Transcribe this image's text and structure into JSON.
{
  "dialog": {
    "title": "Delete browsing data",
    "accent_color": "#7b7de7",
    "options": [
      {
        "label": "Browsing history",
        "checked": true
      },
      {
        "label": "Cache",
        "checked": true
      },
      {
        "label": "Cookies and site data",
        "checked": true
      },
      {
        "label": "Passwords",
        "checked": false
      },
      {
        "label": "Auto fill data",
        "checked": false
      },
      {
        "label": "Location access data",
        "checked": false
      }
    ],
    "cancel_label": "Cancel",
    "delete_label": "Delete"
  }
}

- **AIM OF THE TASK**
Give the entries once more, exactly as they appear.

- **ANSWER FOR THIS EXERCISE**
Transcribe this image's text and structure into JSON.
{
  "dialog": {
    "title": "Delete browsing data",
    "accent_color": "#7b7de7",
    "options": [
      {
        "label": "Browsing history",
        "checked": true
      },
      {
        "label": "Cache",
        "checked": true
      },
      {
        "label": "Cookies and site data",
        "checked": true
      },
      {
        "label": "Passwords",
        "checked": false
      },
      {
        "label": "Auto fill data",
        "checked": false
      },
      {
        "label": "Location access data",
        "checked": false
      }
    ],
    "cancel_label": "Cancel",
    "delete_label": "Delete"
  }
}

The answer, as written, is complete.